╭──
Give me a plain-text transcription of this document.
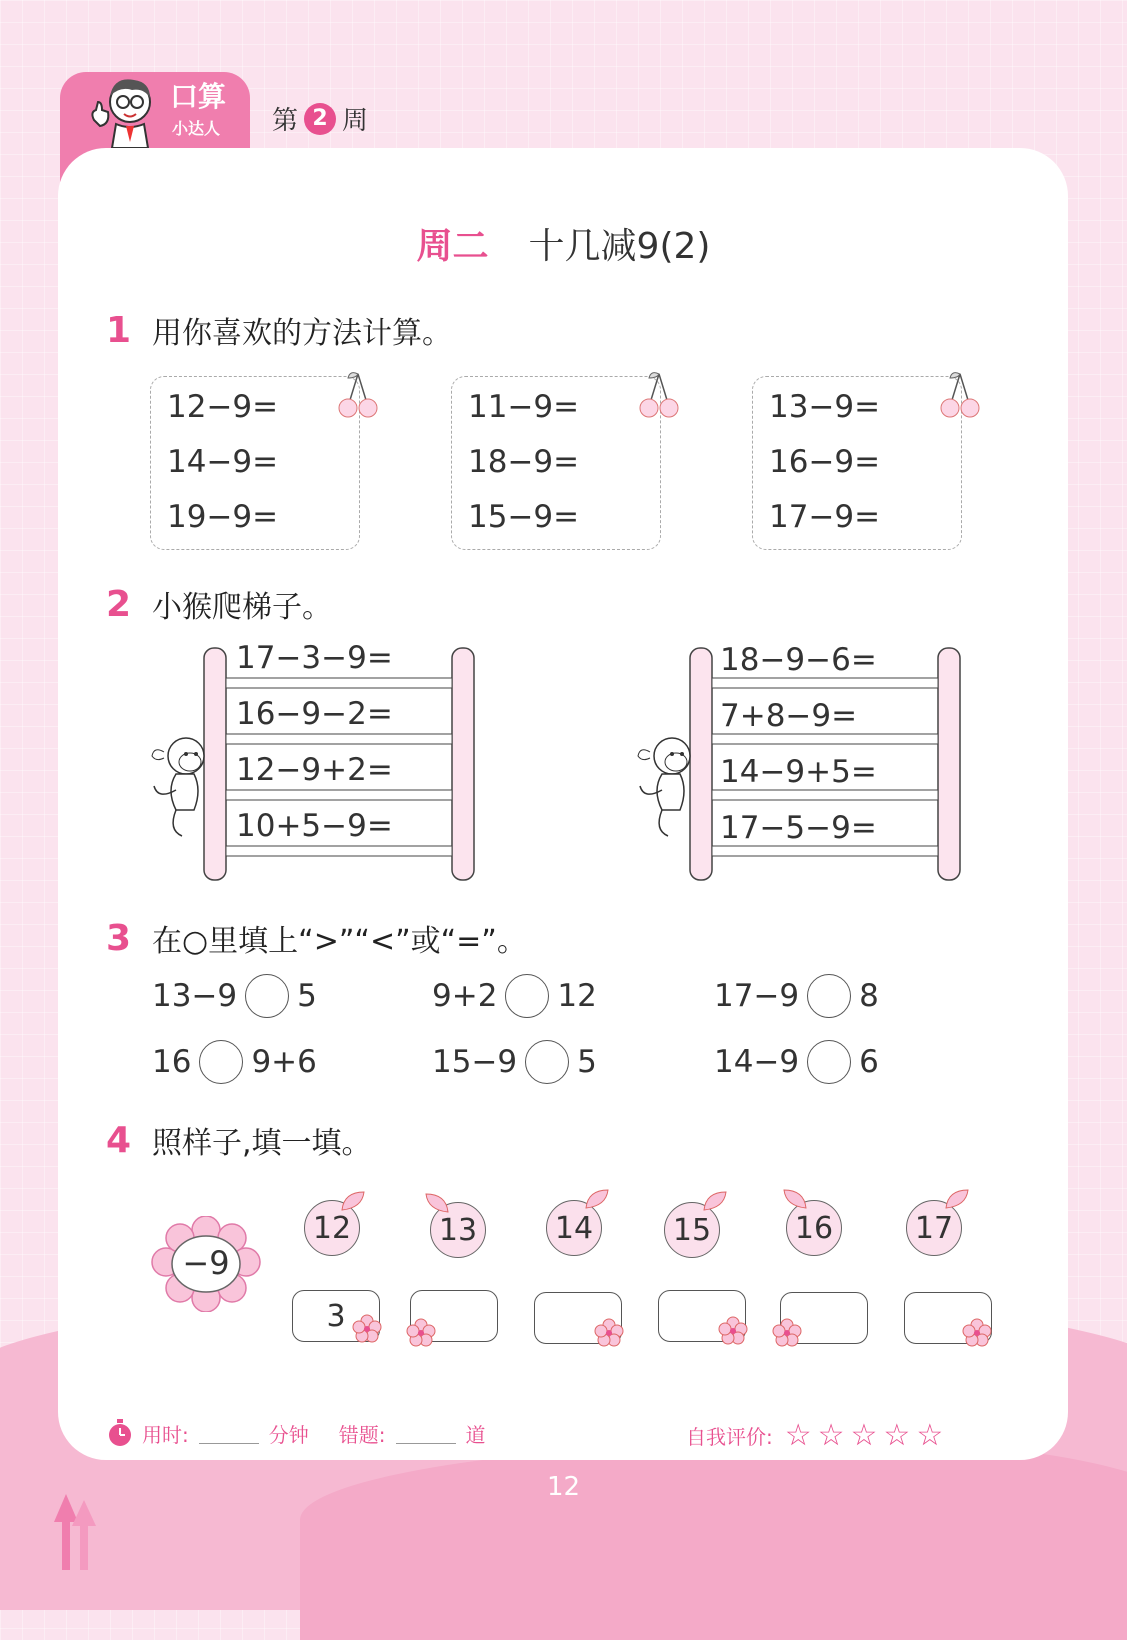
口算
小达人 第 2 周
周二 十几减9(2)
1 用你喜欢的方法计算。
12−9=
14−9=
19−9=
11−9=
18−9=
15−9=
13−9=
16−9=
17−9=
2 小猴爬梯子。
17−3−9=
16−9−2=
12−9+2=
10+5−9=
18−9−6=
7+8−9=
14−9+5=
17−5−9=
3 在○里填上“>”“<”或“=”。
13−9 5	9+2 12	17−9 8
16 9+6	15−9 5	14−9 6
4 照样子,填一填。
−9
12	13	14	15	16	17
3
用时:	分钟 错题:	道	自我评价: ☆☆☆☆☆
12
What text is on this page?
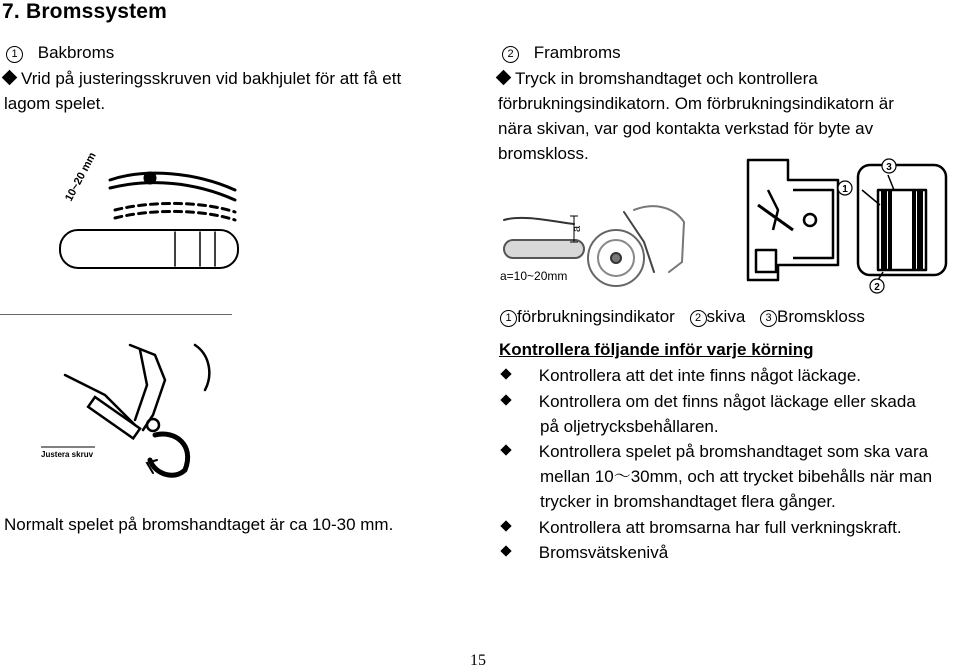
7. Bromssystem
1 Bakbroms
Vrid på justeringsskruven vid bakhjulet för att få ett
lagom spelet.
10~20 mm
Justera skruv
Normalt spelet på bromshandtaget är ca 10-30 mm.
2 Frambroms
Tryck in bromshandtaget och kontrollera
förbrukningsindikatorn. Om förbrukningsindikatorn är
nära skivan, var god kontakta verkstad för byte av
bromskloss.
a
a=10~20mm
1
3
2
1 förbrukningsindikator 2 skiva 3 Bromskloss
Kontrollera följande inför varje körning
Kontrollera att det inte finns något läckage.
Kontrollera om det finns något läckage eller skada
på oljetrycksbehållaren.
Kontrollera spelet på bromshandtaget som ska vara
mellan 10～30mm, och att trycket bibehålls när man
trycker in bromshandtaget flera gånger.
Kontrollera att bromsarna har full verkningskraft.
Bromsvätskenivå
15
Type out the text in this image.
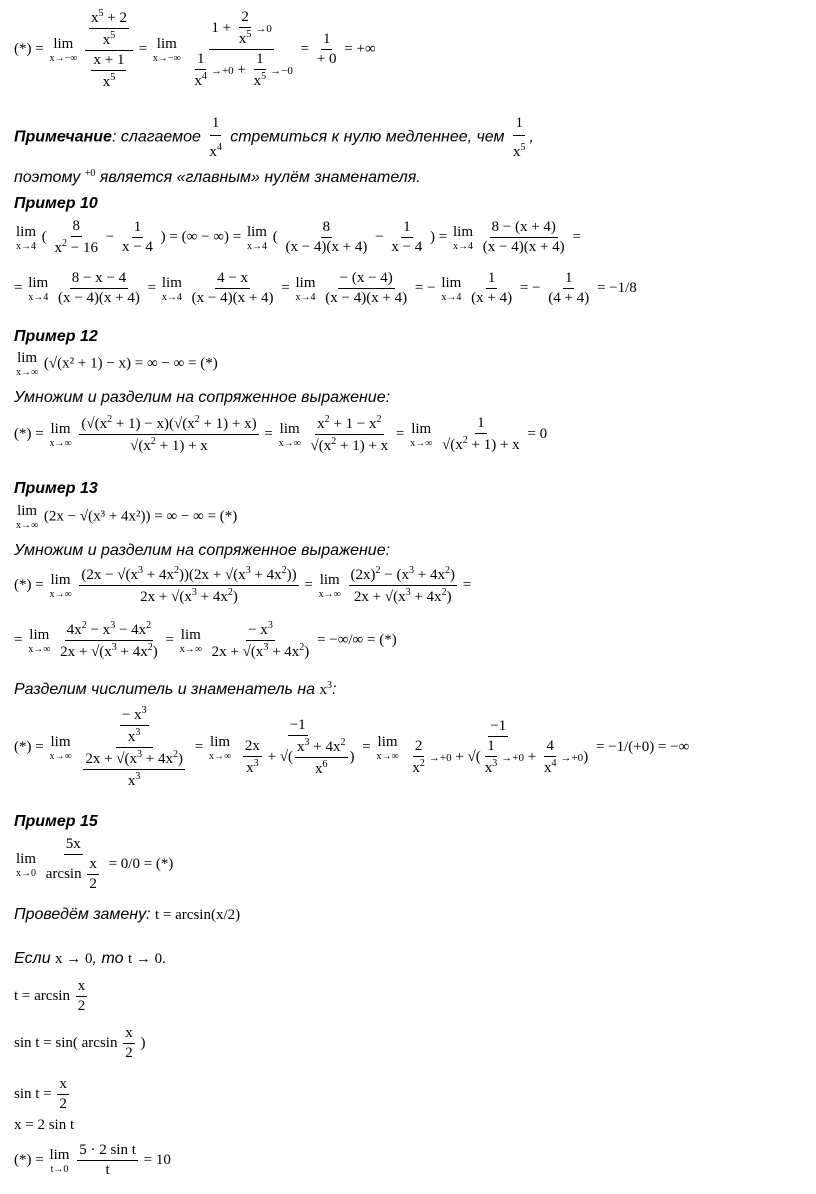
(*) = lim
x→−∞
$\frac{\frac{x^5 + 2}{x^5}}{\frac{x + 1}{x^5}} = \lim$
x→−∞
$\frac{1 + \frac{2}{x^5} \to 0}{\frac{1}{x^4} \to+0 + \frac{1}{x^5} \to-0} = \frac{1}{+ 0}$ = +∞
Примечание: слагаемое $\frac{1}{x^4}$ стремиться к нулю медленнее, чем $\frac{1}{x^5}$ ,
поэтому $^{+0}$ является «главным» нулём знаменателя.
Пример 10
lim
x→4
( $\frac{8}{x^2 - 16} - \frac{1}{x - 4}$ ) = (∞ − ∞) = lim
x→4
( $\frac{8}{(x - 4)(x + 4)} - \frac{1}{x - 4}$ ) = lim
x→4
$\frac{8 - (x + 4)}{(x - 4)(x + 4)}$ =
= lim
x→4
$\frac{8 - x - 4}{(x - 4)(x + 4)} = \lim$
x→4
$\frac{4 - x}{(x - 4)(x + 4)} = \lim$
x→4
$\frac{- (x - 4)}{(x - 4)(x + 4)}$ = − lim
x→4
$\frac{1}{(x + 4)}$ = − $\frac{1}{(4 + 4)} = -1/8$
Пример 12
lim
x→∞
(√(x² + 1) − x) = ∞ − ∞ = (*)
Умножим и разделим на сопряженное выражение:
(*) = lim
x→∞
$\frac{(√(x^2 + 1) - x)(√(x^2 + 1) + x)}{√(x^2 + 1) + x} = \lim$
x→∞
$\frac{x^2 + 1 - x^2}{√(x^2 + 1) + x} = \lim$
x→∞
$\frac{1}{√(x^2 + 1) + x} = 0$
Пример 13
lim
x→∞
(2x − √(x³ + 4x²)) = ∞ − ∞ = (*)
Умножим и разделим на сопряженное выражение:
(*) = lim
x→∞
$\frac{(2x - √(x^3 + 4x^2))(2x + √(x^3 + 4x^2))}{2x + √(x^3 + 4x^2)} = \lim$
x→∞
$\frac{(2x)^2 - (x^3 + 4x^2)}{2x + √(x^3 + 4x^2)}$ =
= lim
x→∞
$\frac{4x^2 - x^3 - 4x^2}{2x + √(x^3 + 4x^2)} = \lim$
x→∞
$\frac{- x^3}{2x + √(x^3 + 4x^2)}$ = −∞/∞ = (*)
Разделим числитель и знаменатель на $x^3$:
(*) = lim
x→∞
$\frac{\frac{- x^3}{x^3}}{\frac{2x + √(x^3 + 4x^2)}{x^3}} = \lim$
x→∞
$\frac{-1}{\frac{2x}{x^3} + √( \frac{x^3 + 4x^2}{x^6} )} = \lim$
x→∞
$\frac{-1}{\frac{2}{x^2} \to+0 + √( \frac{1}{x^3} \to+0 + \frac{4}{x^4} \to+0)} = -1/(+0)$ = −∞
Пример 15
lim
x→0
$\frac{5x}{\arcsin \frac{x}{2}} = 0/0$ = (*)
Проведём замену: t = arcsin(x/2)
Если x → 0, то t → 0.
$t = \arcsin \frac{x}{2}$
sin t = sin( $\arcsin \frac{x}{2}$ )
$\sin t = \frac{x}{2}$
x = 2 sin t
(*) = lim
t→0
$\frac{\text{5 · 2 sin t}}{t} = 10$
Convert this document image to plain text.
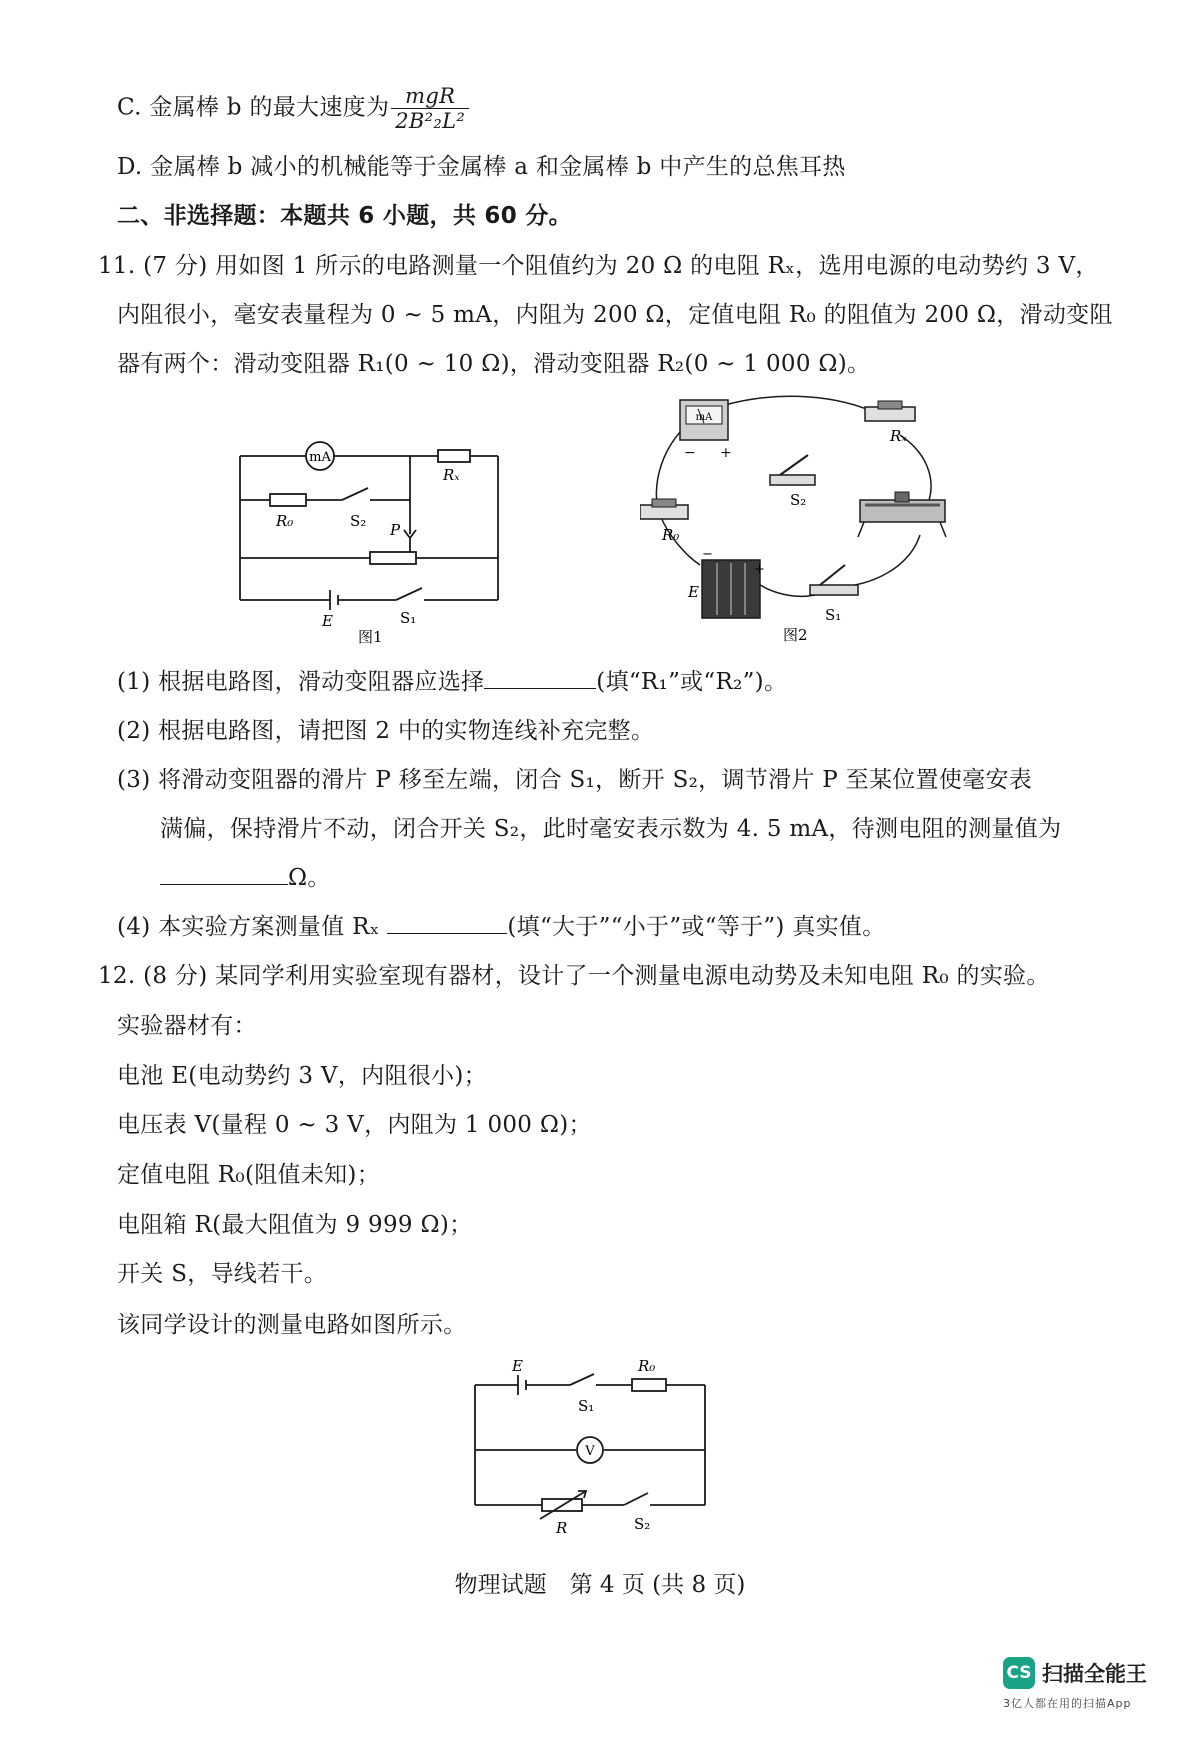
C. 金属棒 b 的最大速度为 $\frac{\text{mgR}}{\text{2B²₂L²}}$
D. 金属棒 b 减小的机械能等于金属棒 a 和金属棒 b 中产生的总焦耳热
二、非选择题：本题共 6 小题，共 60 分。
11. (7 分) 用如图 1 所示的电路测量一个阻值约为 20 Ω 的电阻 Rₓ，选用电源的电动势约 3 V，
内阻很小，毫安表量程为 0 ~ 5 mA，内阻为 200 Ω，定值电阻 R₀ 的阻值为 200 Ω，滑动变阻
器有两个：滑动变阻器 R₁(0 ~ 10 Ω)，滑动变阻器 R₂(0 ~ 1 000 Ω)。
mA
Rₓ
R₀	S₂ P
E	S₁
图1
mA
− +
Rₓ
S₂
R₀
E
−
+
S₁
图2
(1) 根据电路图，滑动变阻器应选择	(填“R₁”或“R₂”)。
(2) 根据电路图，请把图 2 中的实物连线补充完整。
(3) 将滑动变阻器的滑片 P 移至左端，闭合 S₁，断开 S₂，调节滑片 P 至某位置使毫安表
满偏，保持滑片不动，闭合开关 S₂，此时毫安表示数为 4. 5 mA，待测电阻的测量值为
Ω。
(4) 本实验方案测量值 Rₓ	(填“大于”“小于”或“等于”) 真实值。
12. (8 分) 某同学利用实验室现有器材，设计了一个测量电源电动势及未知电阻 R₀ 的实验。
实验器材有：
电池 E(电动势约 3 V，内阻很小)；
电压表 V(量程 0 ~ 3 V，内阻为 1 000 Ω)；
定值电阻 R₀(阻值未知)；
电阻箱 R(最大阻值为 9 999 Ω)；
开关 S，导线若干。
该同学设计的测量电路如图所示。
E
S₁
R₀
V
R	S₂
物理试题　第 4 页 (共 8 页)
CS 扫描全能王
3亿人都在用的扫描App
╰──
Collect every line with the string "läckage" from the records, and copy each.

▶ [TASK SOLUTION]:
Kontrollera att det inte finns något läckage.
Kontrollera om det finns något läckage eller skada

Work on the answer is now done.